### SOURCE MATERIAL
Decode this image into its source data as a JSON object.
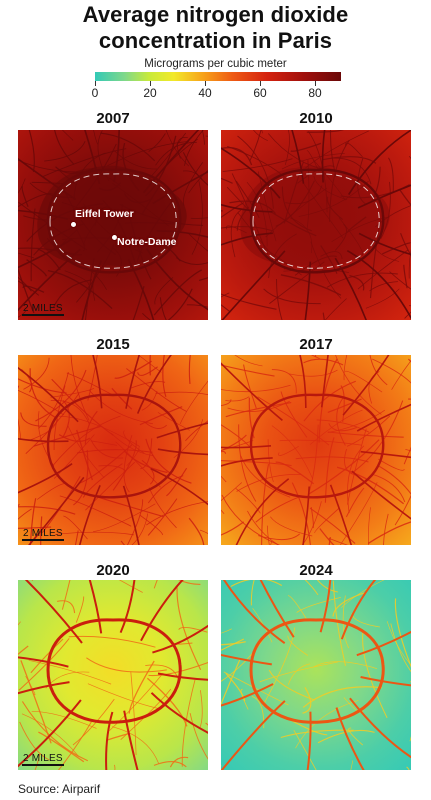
{
  "title_line1": "Average nitrogen dioxide",
  "title_line2": "concentration in Paris",
  "legend": {
    "caption": "Micrograms per cubic meter",
    "ticks": [
      "0",
      "20",
      "40",
      "60",
      "80"
    ],
    "colors": [
      "#33c9b7",
      "#c8ea3a",
      "#f7a21a",
      "#d4220f",
      "#6a0808"
    ]
  },
  "panels": [
    {
      "year": "2007",
      "level": 0.95,
      "scale_label": "2 MILES"
    },
    {
      "year": "2010",
      "level": 0.85,
      "scale_label": ""
    },
    {
      "year": "2015",
      "level": 0.62,
      "scale_label": "2 MILES"
    },
    {
      "year": "2017",
      "level": 0.58,
      "scale_label": ""
    },
    {
      "year": "2020",
      "level": 0.28,
      "scale_label": "2 MILES"
    },
    {
      "year": "2024",
      "level": 0.12,
      "scale_label": ""
    }
  ],
  "landmarks": {
    "eiffel": "Eiffel Tower",
    "notre_dame": "Notre-Dame"
  },
  "source": "Source: Airparif"
}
######
WHAT YOU HAVE TO DO:
Repeat all of the data above word for word, minus the pictures.

ANSWER TO THE PROBLEM:
Decode this image into its source data as a JSON object.
{
  "title_line1": "Average nitrogen dioxide",
  "title_line2": "concentration in Paris",
  "legend": {
    "caption": "Micrograms per cubic meter",
    "ticks": [
      "0",
      "20",
      "40",
      "60",
      "80"
    ],
    "colors": [
      "#33c9b7",
      "#c8ea3a",
      "#f7a21a",
      "#d4220f",
      "#6a0808"
    ]
  },
  "panels": [
    {
      "year": "2007",
      "level": 0.95,
      "scale_label": "2 MILES"
    },
    {
      "year": "2010",
      "level": 0.85,
      "scale_label": ""
    },
    {
      "year": "2015",
      "level": 0.62,
      "scale_label": "2 MILES"
    },
    {
      "year": "2017",
      "level": 0.58,
      "scale_label": ""
    },
    {
      "year": "2020",
      "level": 0.28,
      "scale_label": "2 MILES"
    },
    {
      "year": "2024",
      "level": 0.12,
      "scale_label": ""
    }
  ],
  "landmarks": {
    "eiffel": "Eiffel Tower",
    "notre_dame": "Notre-Dame"
  },
  "source": "Source: Airparif"
}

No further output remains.